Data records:
+++++
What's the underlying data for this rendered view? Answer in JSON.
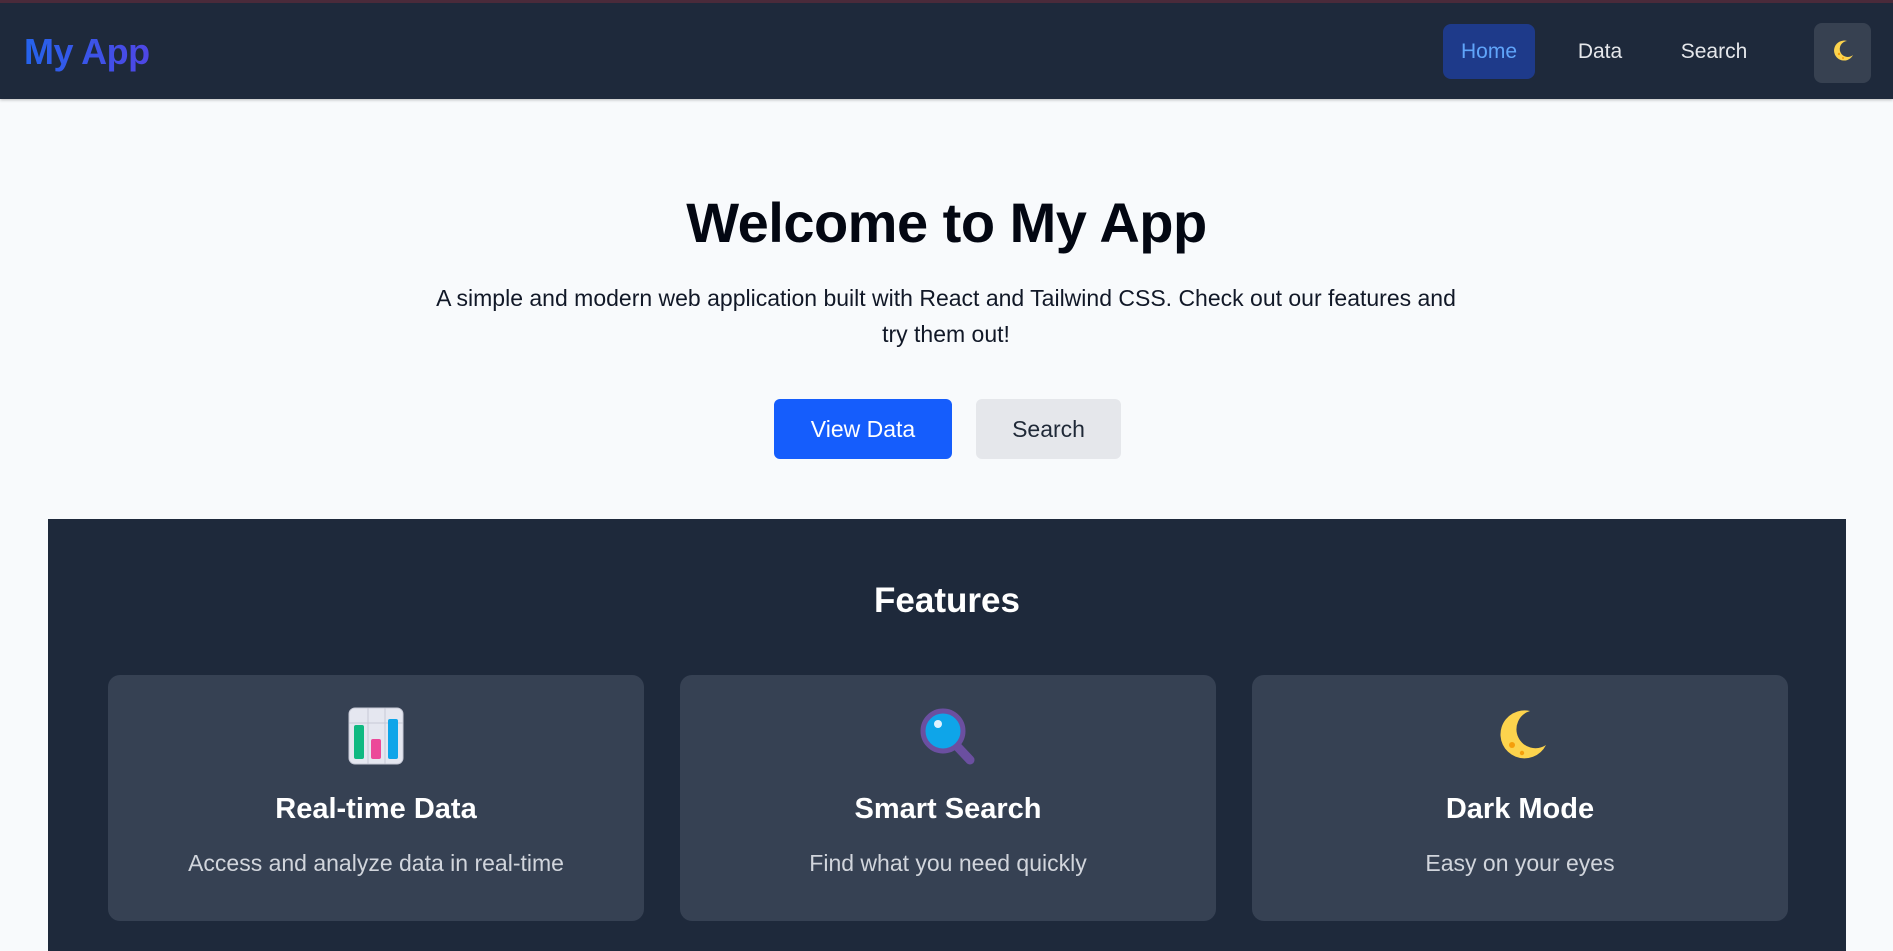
{
  "nav": {
    "brand": "My App",
    "links": [
      {
        "label": "Home",
        "active": true
      },
      {
        "label": "Data",
        "active": false
      },
      {
        "label": "Search",
        "active": false
      }
    ],
    "theme_toggle_icon": "moon-icon"
  },
  "hero": {
    "title": "Welcome to My App",
    "subtitle": "A simple and modern web application built with React and Tailwind CSS. Check out our features and try them out!",
    "primary_button": "View Data",
    "secondary_button": "Search"
  },
  "features": {
    "title": "Features",
    "items": [
      {
        "icon": "bar-chart-icon",
        "title": "Real-time Data",
        "description": "Access and analyze data in real-time"
      },
      {
        "icon": "magnifier-icon",
        "title": "Smart Search",
        "description": "Find what you need quickly"
      },
      {
        "icon": "moon-icon",
        "title": "Dark Mode",
        "description": "Easy on your eyes"
      }
    ]
  },
  "colors": {
    "nav_background": "#1e293b",
    "brand_gradient_start": "#2563eb",
    "brand_gradient_end": "#4f46e5",
    "primary_button": "#155dfc",
    "card_background": "#364153",
    "active_link_text": "#60a5fa"
  }
}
+++++
WHAT IS ASKED – Exclude the images, then output the data above word for word.

SOLUTION TO THE EXERCISE –
What's the underlying data for this rendered view? Answer in JSON.
{
  "nav": {
    "brand": "My App",
    "links": [
      {
        "label": "Home",
        "active": true
      },
      {
        "label": "Data",
        "active": false
      },
      {
        "label": "Search",
        "active": false
      }
    ],
    "theme_toggle_icon": "moon-icon"
  },
  "hero": {
    "title": "Welcome to My App",
    "subtitle": "A simple and modern web application built with React and Tailwind CSS. Check out our features and try them out!",
    "primary_button": "View Data",
    "secondary_button": "Search"
  },
  "features": {
    "title": "Features",
    "items": [
      {
        "icon": "bar-chart-icon",
        "title": "Real-time Data",
        "description": "Access and analyze data in real-time"
      },
      {
        "icon": "magnifier-icon",
        "title": "Smart Search",
        "description": "Find what you need quickly"
      },
      {
        "icon": "moon-icon",
        "title": "Dark Mode",
        "description": "Easy on your eyes"
      }
    ]
  },
  "colors": {
    "nav_background": "#1e293b",
    "brand_gradient_start": "#2563eb",
    "brand_gradient_end": "#4f46e5",
    "primary_button": "#155dfc",
    "card_background": "#364153",
    "active_link_text": "#60a5fa"
  }
}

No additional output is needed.